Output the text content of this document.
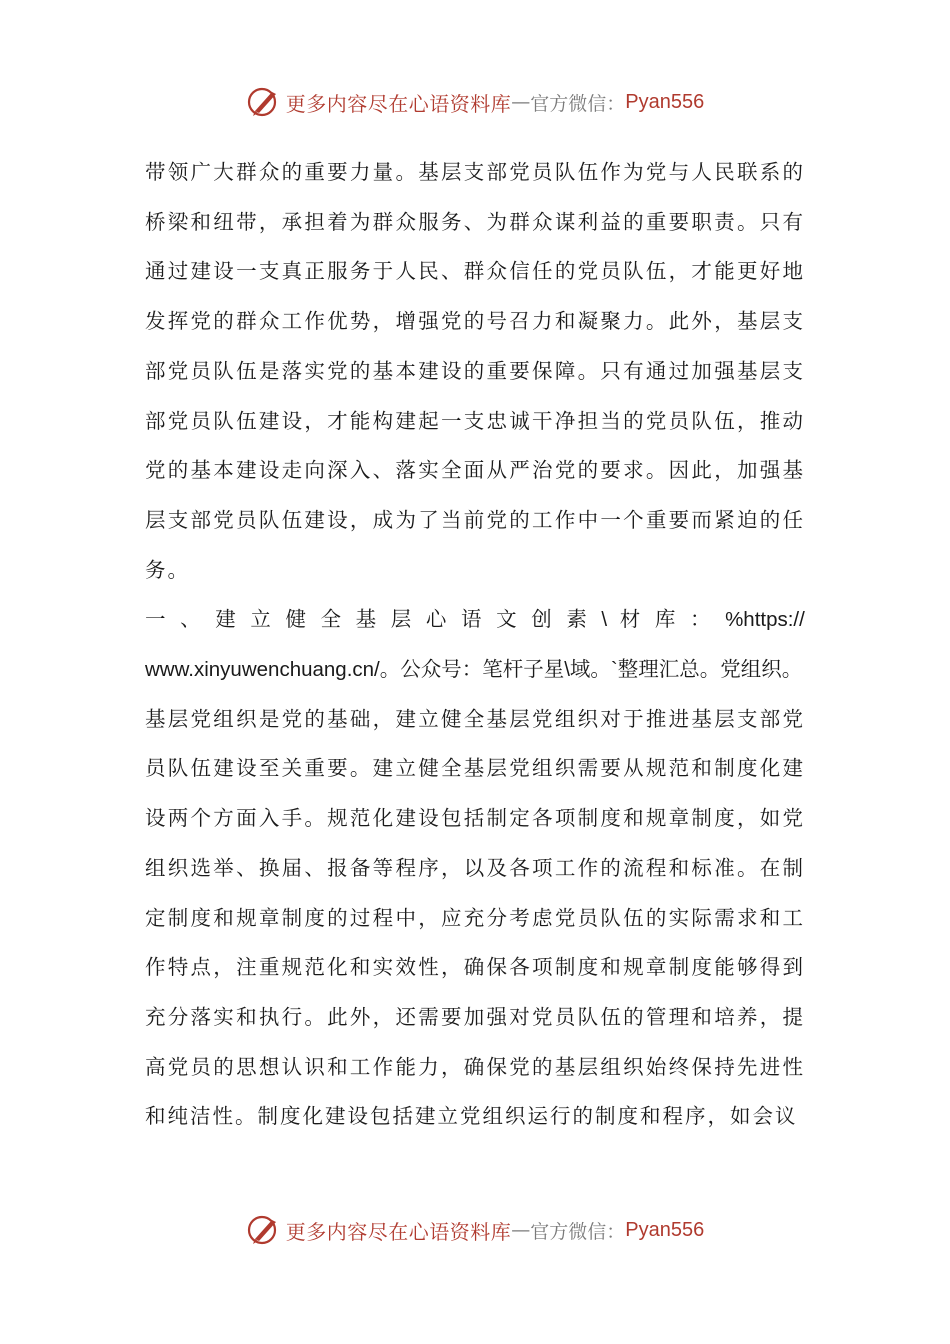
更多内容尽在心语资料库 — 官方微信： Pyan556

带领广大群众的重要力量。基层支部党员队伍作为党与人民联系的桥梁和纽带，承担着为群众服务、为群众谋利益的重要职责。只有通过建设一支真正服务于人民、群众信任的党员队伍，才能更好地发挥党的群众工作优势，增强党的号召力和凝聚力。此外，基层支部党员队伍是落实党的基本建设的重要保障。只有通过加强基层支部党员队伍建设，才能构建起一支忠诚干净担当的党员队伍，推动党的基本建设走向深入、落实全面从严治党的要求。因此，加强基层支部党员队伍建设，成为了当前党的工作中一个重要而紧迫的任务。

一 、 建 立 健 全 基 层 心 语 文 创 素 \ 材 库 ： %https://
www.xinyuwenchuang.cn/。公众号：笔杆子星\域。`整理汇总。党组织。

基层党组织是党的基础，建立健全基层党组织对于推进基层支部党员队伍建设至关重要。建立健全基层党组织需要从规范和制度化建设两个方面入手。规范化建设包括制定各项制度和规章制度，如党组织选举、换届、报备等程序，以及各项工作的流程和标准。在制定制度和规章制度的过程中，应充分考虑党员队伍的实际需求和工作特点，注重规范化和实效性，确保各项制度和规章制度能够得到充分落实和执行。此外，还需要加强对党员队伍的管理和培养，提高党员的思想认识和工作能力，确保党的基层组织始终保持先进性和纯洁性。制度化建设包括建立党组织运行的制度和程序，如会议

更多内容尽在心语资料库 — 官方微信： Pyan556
• • • •
All of the data above should be transcribed verbatim, with pictures omitted.

### OUTPUT
Output the text content of this document.
更多内容尽在心语资料库 — 官方微信： Pyan556

带领广大群众的重要力量。基层支部党员队伍作为党与人民联系的桥梁和纽带，承担着为群众服务、为群众谋利益的重要职责。只有通过建设一支真正服务于人民、群众信任的党员队伍，才能更好地发挥党的群众工作优势，增强党的号召力和凝聚力。此外，基层支部党员队伍是落实党的基本建设的重要保障。只有通过加强基层支部党员队伍建设，才能构建起一支忠诚干净担当的党员队伍，推动党的基本建设走向深入、落实全面从严治党的要求。因此，加强基层支部党员队伍建设，成为了当前党的工作中一个重要而紧迫的任务。

一 、 建 立 健 全 基 层 心 语 文 创 素 \ 材 库 ： %https://
www.xinyuwenchuang.cn/。公众号：笔杆子星\域。`整理汇总。党组织。

基层党组织是党的基础，建立健全基层党组织对于推进基层支部党员队伍建设至关重要。建立健全基层党组织需要从规范和制度化建设两个方面入手。规范化建设包括制定各项制度和规章制度，如党组织选举、换届、报备等程序，以及各项工作的流程和标准。在制定制度和规章制度的过程中，应充分考虑党员队伍的实际需求和工作特点，注重规范化和实效性，确保各项制度和规章制度能够得到充分落实和执行。此外，还需要加强对党员队伍的管理和培养，提高党员的思想认识和工作能力，确保党的基层组织始终保持先进性和纯洁性。制度化建设包括建立党组织运行的制度和程序，如会议

更多内容尽在心语资料库 — 官方微信： Pyan556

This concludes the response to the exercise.